Lines of data:
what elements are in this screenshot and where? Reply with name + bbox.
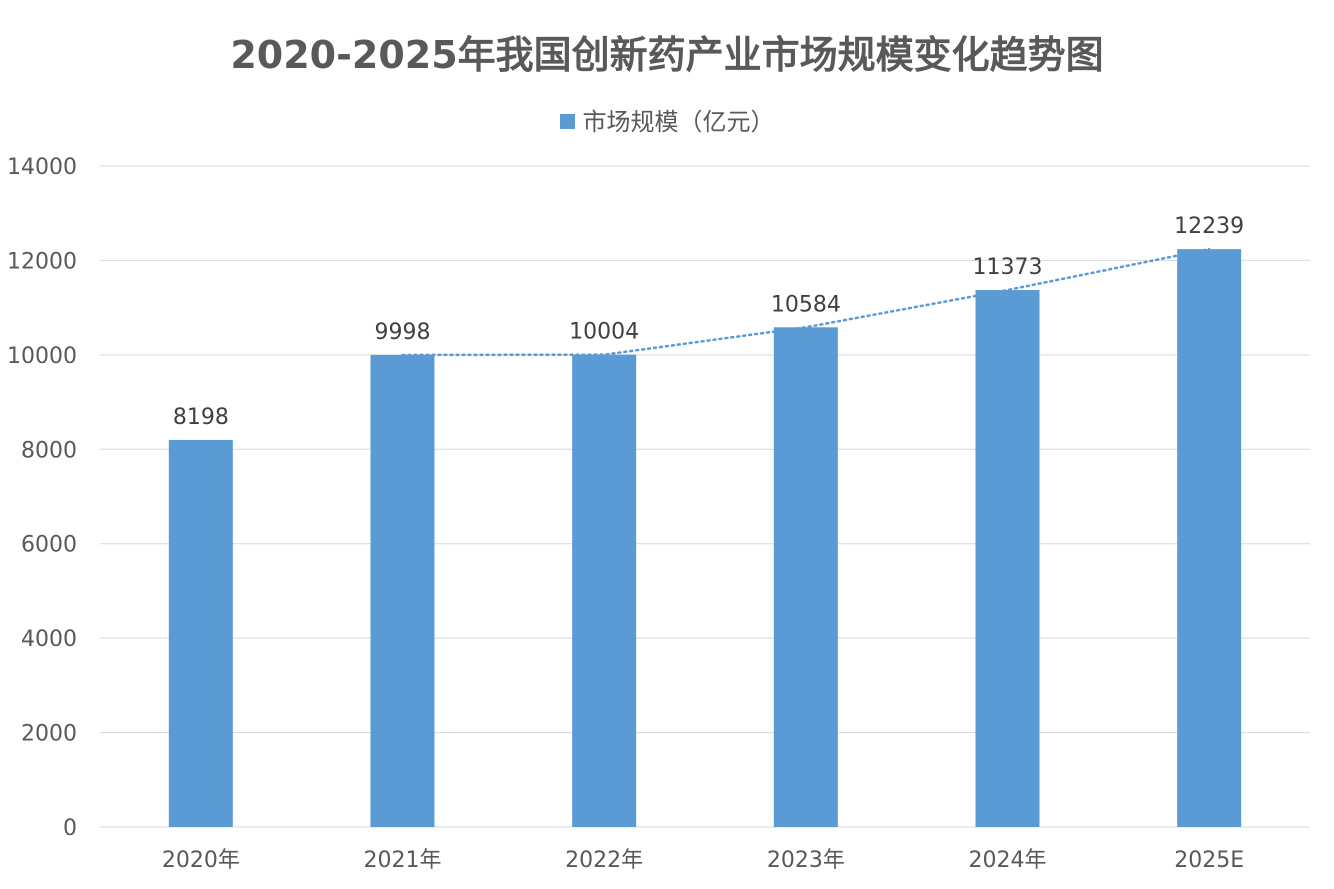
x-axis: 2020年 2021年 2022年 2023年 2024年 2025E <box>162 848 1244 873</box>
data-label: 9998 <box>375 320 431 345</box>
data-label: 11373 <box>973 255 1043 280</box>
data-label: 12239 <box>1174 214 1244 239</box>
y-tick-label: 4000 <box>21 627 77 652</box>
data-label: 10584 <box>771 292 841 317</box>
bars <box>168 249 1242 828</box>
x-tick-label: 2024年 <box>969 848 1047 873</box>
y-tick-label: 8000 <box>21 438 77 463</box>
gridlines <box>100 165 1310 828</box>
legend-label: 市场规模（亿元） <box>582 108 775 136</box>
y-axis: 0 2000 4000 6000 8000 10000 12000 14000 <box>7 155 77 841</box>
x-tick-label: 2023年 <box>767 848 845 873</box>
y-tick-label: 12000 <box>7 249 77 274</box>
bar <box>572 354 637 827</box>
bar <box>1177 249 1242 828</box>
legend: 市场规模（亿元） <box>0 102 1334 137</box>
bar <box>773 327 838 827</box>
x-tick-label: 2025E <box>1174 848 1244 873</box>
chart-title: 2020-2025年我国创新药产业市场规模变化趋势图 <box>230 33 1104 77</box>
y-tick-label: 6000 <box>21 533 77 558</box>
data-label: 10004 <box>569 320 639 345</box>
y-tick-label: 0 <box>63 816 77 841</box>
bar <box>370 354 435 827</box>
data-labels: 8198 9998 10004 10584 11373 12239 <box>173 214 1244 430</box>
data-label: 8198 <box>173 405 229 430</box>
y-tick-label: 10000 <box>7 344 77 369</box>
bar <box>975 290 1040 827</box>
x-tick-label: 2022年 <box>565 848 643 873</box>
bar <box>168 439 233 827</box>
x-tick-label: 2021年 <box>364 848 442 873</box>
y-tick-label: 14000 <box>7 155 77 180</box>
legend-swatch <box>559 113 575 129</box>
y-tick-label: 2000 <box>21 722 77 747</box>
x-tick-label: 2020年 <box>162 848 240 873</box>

==

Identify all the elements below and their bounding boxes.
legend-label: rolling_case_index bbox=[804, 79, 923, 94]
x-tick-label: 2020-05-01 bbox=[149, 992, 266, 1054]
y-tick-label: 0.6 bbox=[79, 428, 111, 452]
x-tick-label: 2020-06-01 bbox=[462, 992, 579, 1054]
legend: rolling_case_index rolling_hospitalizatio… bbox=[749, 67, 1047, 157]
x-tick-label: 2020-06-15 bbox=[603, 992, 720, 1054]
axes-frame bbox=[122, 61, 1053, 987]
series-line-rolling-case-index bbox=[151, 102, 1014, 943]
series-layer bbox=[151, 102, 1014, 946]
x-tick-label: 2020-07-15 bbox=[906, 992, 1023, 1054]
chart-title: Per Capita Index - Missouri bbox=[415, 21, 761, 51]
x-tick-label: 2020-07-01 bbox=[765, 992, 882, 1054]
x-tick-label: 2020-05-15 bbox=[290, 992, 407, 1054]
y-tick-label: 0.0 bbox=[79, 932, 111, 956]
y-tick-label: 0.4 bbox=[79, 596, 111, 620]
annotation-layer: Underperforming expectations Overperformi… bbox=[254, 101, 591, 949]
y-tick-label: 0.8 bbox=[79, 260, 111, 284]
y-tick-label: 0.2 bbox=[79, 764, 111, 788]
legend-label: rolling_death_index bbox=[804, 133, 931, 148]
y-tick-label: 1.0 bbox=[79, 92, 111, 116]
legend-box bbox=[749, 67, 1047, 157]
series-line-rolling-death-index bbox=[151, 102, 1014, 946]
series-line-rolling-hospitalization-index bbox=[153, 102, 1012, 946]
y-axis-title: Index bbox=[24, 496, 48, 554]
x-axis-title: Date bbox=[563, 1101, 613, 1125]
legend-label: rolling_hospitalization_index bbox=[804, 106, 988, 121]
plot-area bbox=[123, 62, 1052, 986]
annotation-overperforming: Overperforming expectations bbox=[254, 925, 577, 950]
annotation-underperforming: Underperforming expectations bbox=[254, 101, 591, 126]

● **EXERCISE DIRECTIONS**:
Starting with the line containing "Identify all the" and going on through the line containing "annotation-layer: Underperforming expectations", write those lines out again, switching every "x-tick-label" to "x-axis-tick" and leaving everything else unchanged.

● **TASK OUTPUT**:
Identify all the elements below and their bounding boxes.
legend-label: rolling_case_index bbox=[804, 79, 923, 94]
x-axis-tick: 2020-05-01 bbox=[149, 992, 266, 1054]
y-tick-label: 0.6 bbox=[79, 428, 111, 452]
x-axis-tick: 2020-06-01 bbox=[462, 992, 579, 1054]
legend: rolling_case_index rolling_hospitalizatio… bbox=[749, 67, 1047, 157]
x-axis-tick: 2020-06-15 bbox=[603, 992, 720, 1054]
axes-frame bbox=[122, 61, 1053, 987]
series-line-rolling-case-index bbox=[151, 102, 1014, 943]
series-layer bbox=[151, 102, 1014, 946]
x-axis-tick: 2020-07-15 bbox=[906, 992, 1023, 1054]
chart-title: Per Capita Index - Missouri bbox=[415, 21, 761, 51]
x-axis-tick: 2020-07-01 bbox=[765, 992, 882, 1054]
x-axis-tick: 2020-05-15 bbox=[290, 992, 407, 1054]
y-tick-label: 0.0 bbox=[79, 932, 111, 956]
y-tick-label: 0.4 bbox=[79, 596, 111, 620]
annotation-layer: Underperforming expectations Overperformi… bbox=[254, 101, 591, 949]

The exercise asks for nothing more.